Exercise directions —
Write out every line below that includes the word "between".

Material provided —

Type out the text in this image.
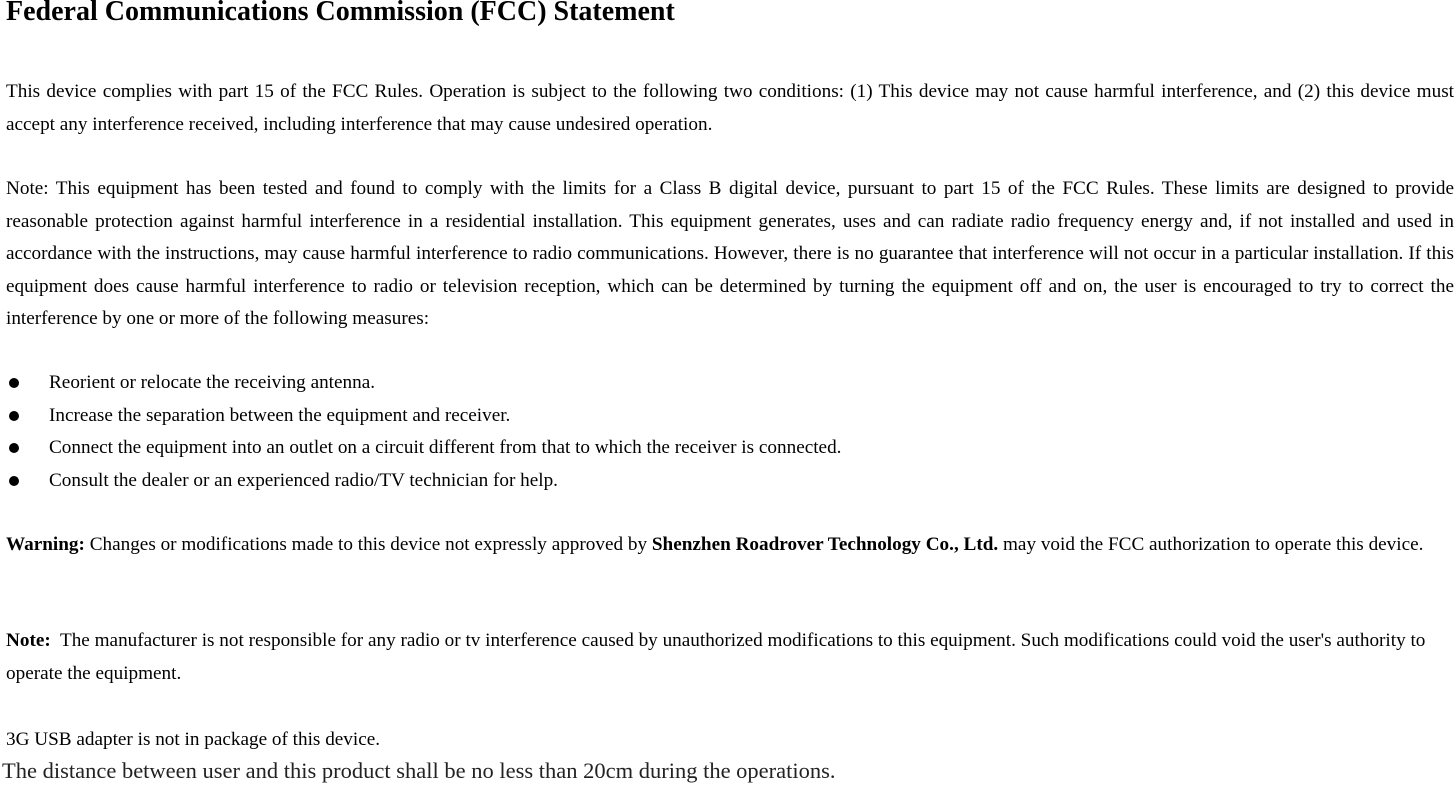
Federal Communications Commission (FCC) Statement
This device complies with part 15 of the FCC Rules. Operation is subject to the following two conditions: (1) This device may not cause harmful interference, and (2) this device must accept any interference received, including interference that may cause undesired operation.
Note: This equipment has been tested and found to comply with the limits for a Class B digital device, pursuant to part 15 of the FCC Rules. These limits are designed to provide reasonable protection against harmful interference in a residential installation. This equipment generates, uses and can radiate radio frequency energy and, if not installed and used in accordance with the instructions, may cause harmful interference to radio communications. However, there is no guarantee that interference will not occur in a particular installation. If this equipment does cause harmful interference to radio or television reception, which can be determined by turning the equipment off and on, the user is encouraged to try to correct the interference by one or more of the following measures:
Reorient or relocate the receiving antenna.
Increase the separation between the equipment and receiver.
Connect the equipment into an outlet on a circuit different from that to which the receiver is connected.
Consult the dealer or an experienced radio/TV technician for help.
Warning: Changes or modifications made to this device not expressly approved by Shenzhen Roadrover Technology Co., Ltd. may void the FCC authorization to operate this device.
Note:  The manufacturer is not responsible for any radio or tv interference caused by unauthorized modifications to this equipment. Such modifications could void the user's authority to operate the equipment.
3G USB adapter is not in package of this device.
The distance between user and this product shall be no less than 20cm during the operations.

Response —
Increase the separation between the equipment and receiver.
The distance between user and this product shall be no less than 20cm during the operations.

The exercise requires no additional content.